* **Problem**: Filter the listing and keep only the lines with the word "make".

(Stored items)
————
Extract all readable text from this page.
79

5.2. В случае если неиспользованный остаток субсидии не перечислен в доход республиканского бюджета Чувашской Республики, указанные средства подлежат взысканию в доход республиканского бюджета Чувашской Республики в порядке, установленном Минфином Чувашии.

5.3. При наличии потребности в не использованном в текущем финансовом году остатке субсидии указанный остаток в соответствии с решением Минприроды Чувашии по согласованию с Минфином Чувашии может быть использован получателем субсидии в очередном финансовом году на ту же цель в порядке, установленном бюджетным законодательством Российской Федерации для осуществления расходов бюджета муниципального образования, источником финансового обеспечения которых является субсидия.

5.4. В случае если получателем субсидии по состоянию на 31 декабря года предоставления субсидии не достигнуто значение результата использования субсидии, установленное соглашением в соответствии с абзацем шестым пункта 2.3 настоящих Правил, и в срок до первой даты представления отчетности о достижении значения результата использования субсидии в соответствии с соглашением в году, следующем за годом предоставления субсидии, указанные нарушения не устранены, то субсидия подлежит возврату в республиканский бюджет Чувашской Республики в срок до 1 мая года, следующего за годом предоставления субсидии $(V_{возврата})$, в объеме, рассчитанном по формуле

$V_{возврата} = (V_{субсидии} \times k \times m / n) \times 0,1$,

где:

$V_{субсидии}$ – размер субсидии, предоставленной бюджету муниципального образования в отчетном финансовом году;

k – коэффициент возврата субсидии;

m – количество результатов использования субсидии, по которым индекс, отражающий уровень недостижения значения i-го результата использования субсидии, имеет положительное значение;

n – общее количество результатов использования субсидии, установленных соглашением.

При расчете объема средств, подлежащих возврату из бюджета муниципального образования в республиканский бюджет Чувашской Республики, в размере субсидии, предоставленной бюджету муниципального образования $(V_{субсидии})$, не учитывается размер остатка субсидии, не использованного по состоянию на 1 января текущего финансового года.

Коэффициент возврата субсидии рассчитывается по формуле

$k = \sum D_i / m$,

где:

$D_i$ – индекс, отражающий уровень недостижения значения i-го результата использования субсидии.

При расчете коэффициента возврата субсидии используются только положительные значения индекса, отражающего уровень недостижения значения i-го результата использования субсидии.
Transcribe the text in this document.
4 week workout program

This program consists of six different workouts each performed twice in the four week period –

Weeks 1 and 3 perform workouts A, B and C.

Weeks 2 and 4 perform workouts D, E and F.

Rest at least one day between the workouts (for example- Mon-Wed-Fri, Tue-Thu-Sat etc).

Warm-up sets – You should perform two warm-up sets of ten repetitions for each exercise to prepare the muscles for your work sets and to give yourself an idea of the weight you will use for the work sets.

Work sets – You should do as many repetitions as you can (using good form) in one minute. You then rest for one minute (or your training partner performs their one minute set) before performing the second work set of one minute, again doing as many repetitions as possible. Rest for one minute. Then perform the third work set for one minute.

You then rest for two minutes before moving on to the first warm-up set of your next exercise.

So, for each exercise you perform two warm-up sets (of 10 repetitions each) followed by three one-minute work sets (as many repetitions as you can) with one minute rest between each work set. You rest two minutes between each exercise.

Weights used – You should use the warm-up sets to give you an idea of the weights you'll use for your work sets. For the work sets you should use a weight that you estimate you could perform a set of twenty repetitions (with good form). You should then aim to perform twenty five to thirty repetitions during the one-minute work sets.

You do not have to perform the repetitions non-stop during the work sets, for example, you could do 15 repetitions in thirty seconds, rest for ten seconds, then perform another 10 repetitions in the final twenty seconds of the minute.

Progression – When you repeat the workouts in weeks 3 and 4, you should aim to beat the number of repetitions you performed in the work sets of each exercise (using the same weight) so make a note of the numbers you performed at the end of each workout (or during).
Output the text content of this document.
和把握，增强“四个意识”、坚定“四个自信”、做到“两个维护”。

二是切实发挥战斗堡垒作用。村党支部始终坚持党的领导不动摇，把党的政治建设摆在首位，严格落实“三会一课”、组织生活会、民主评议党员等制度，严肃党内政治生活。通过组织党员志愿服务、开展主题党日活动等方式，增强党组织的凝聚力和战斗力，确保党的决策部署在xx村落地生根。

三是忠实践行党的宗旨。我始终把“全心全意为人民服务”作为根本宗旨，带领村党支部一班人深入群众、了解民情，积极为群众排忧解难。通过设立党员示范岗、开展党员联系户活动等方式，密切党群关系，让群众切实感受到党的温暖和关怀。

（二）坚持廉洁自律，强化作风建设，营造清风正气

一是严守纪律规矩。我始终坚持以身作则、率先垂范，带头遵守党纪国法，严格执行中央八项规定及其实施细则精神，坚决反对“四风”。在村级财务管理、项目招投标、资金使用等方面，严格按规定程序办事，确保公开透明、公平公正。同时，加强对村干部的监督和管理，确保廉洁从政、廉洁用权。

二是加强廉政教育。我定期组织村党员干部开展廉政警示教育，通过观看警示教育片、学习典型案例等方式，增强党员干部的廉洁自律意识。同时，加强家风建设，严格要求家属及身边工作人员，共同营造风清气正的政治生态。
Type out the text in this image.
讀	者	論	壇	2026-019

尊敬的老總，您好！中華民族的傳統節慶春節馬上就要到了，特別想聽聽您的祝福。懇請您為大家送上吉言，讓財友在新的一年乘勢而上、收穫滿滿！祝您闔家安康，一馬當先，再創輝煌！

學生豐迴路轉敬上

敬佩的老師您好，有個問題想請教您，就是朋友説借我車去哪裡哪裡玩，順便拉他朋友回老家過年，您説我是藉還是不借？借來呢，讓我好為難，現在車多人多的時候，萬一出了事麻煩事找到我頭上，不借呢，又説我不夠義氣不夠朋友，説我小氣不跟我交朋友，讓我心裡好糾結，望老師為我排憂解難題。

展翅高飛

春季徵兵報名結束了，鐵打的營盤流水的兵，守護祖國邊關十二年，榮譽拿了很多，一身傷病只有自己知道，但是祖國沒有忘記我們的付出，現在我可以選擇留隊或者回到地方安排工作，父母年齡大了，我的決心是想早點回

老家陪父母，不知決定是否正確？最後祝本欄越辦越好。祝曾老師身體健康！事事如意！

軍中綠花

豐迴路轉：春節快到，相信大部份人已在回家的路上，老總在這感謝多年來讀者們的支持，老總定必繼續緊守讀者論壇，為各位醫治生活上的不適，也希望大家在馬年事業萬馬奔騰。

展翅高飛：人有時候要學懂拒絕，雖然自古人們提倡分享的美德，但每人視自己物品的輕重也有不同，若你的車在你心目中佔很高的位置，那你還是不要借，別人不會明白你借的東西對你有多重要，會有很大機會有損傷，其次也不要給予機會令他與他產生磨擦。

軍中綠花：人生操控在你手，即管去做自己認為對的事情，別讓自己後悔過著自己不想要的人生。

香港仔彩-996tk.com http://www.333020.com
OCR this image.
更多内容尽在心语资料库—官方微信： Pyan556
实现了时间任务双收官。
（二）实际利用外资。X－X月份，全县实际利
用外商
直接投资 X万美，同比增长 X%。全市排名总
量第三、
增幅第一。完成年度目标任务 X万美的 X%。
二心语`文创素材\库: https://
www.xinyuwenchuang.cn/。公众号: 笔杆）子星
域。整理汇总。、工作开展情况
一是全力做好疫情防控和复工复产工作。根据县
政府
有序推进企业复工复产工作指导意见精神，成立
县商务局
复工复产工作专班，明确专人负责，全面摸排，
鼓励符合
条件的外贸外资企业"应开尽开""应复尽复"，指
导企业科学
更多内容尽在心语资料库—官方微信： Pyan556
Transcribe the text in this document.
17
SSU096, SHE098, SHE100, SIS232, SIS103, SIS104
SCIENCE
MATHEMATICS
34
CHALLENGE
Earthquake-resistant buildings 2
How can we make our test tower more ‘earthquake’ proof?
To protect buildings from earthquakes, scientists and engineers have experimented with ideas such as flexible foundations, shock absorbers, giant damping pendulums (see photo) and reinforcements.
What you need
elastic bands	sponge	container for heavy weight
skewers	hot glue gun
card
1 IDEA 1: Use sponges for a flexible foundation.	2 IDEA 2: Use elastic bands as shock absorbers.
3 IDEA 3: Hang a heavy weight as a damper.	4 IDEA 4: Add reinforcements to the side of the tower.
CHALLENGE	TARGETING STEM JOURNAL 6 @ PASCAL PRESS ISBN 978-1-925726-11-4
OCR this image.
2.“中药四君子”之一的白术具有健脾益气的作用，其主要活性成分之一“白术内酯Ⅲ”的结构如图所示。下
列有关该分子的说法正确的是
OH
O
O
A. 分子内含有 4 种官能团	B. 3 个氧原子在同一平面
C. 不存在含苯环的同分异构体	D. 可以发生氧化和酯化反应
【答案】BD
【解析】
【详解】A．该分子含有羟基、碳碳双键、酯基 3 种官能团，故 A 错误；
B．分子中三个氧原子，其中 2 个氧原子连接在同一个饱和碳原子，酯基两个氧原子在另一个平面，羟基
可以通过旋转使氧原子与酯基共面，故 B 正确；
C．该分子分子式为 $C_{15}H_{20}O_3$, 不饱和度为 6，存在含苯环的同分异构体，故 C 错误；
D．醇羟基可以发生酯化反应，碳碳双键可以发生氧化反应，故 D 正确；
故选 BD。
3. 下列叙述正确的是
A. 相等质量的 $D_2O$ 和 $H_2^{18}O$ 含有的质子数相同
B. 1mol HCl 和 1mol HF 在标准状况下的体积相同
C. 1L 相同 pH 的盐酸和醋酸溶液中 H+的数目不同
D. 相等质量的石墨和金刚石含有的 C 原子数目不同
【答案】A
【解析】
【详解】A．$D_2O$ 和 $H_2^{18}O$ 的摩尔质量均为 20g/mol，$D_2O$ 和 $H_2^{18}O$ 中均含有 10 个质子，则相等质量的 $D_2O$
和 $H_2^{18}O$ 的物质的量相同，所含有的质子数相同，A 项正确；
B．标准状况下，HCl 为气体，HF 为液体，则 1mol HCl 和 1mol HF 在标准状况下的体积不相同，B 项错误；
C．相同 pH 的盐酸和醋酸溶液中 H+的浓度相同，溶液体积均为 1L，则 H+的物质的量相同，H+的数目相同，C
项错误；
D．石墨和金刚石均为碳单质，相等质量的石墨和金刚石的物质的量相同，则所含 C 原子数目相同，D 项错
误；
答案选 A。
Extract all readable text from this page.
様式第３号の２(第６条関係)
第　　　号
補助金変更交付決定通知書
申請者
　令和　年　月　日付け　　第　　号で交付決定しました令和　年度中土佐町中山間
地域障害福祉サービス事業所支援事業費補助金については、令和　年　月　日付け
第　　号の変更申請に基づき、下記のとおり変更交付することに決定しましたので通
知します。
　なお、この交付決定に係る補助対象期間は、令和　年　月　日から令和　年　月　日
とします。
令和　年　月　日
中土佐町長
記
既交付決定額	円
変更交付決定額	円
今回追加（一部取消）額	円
————
* **Result**:
Progression – When you repeat the workouts in weeks 3 and 4, you should aim to beat the number of repetitions you performed in the work sets of each exercise (using the same weight) so make a note of the numbers you performed at the end of each workout (or during).
How can we make our test tower more ‘earthquake’ proof?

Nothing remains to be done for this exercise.